-- Task inputs start --

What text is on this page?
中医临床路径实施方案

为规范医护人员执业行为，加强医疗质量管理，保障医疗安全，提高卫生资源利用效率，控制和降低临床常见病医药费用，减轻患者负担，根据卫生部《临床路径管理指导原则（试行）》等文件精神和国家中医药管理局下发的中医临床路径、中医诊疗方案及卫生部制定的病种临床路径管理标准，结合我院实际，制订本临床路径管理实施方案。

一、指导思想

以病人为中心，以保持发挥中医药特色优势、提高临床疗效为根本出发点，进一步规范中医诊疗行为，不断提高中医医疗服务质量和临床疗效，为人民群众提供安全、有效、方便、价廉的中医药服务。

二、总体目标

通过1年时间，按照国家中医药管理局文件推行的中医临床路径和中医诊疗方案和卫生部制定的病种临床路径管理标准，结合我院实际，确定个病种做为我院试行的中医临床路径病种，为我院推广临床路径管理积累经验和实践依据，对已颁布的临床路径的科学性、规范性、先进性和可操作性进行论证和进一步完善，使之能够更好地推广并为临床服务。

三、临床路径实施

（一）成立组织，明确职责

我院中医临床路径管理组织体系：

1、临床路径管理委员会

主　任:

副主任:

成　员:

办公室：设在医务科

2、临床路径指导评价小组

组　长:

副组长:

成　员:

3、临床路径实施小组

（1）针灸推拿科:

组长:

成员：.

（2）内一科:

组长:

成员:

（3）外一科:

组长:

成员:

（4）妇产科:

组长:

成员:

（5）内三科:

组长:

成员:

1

-- Task inputs end --

▸ **Task**
Produce an exact copy of every entry above.

▸ **Task response**
What text is on this page?
中医临床路径实施方案

为规范医护人员执业行为，加强医疗质量管理，保障医疗安全，提高卫生资源利用效率，控制和降低临床常见病医药费用，减轻患者负担，根据卫生部《临床路径管理指导原则（试行）》等文件精神和国家中医药管理局下发的中医临床路径、中医诊疗方案及卫生部制定的病种临床路径管理标准，结合我院实际，制订本临床路径管理实施方案。

一、指导思想

以病人为中心，以保持发挥中医药特色优势、提高临床疗效为根本出发点，进一步规范中医诊疗行为，不断提高中医医疗服务质量和临床疗效，为人民群众提供安全、有效、方便、价廉的中医药服务。

二、总体目标

通过1年时间，按照国家中医药管理局文件推行的中医临床路径和中医诊疗方案和卫生部制定的病种临床路径管理标准，结合我院实际，确定个病种做为我院试行的中医临床路径病种，为我院推广临床路径管理积累经验和实践依据，对已颁布的临床路径的科学性、规范性、先进性和可操作性进行论证和进一步完善，使之能够更好地推广并为临床服务。

三、临床路径实施

（一）成立组织，明确职责

我院中医临床路径管理组织体系：

1、临床路径管理委员会

主　任:

副主任:

成　员:

办公室：设在医务科

2、临床路径指导评价小组

组　长:

副组长:

成　员:

3、临床路径实施小组

（1）针灸推拿科:

组长:

成员：.

（2）内一科:

组长:

成员:

（3）外一科:

组长:

成员:

（4）妇产科:

组长:

成员:

（5）内三科:

组长:

成员:

1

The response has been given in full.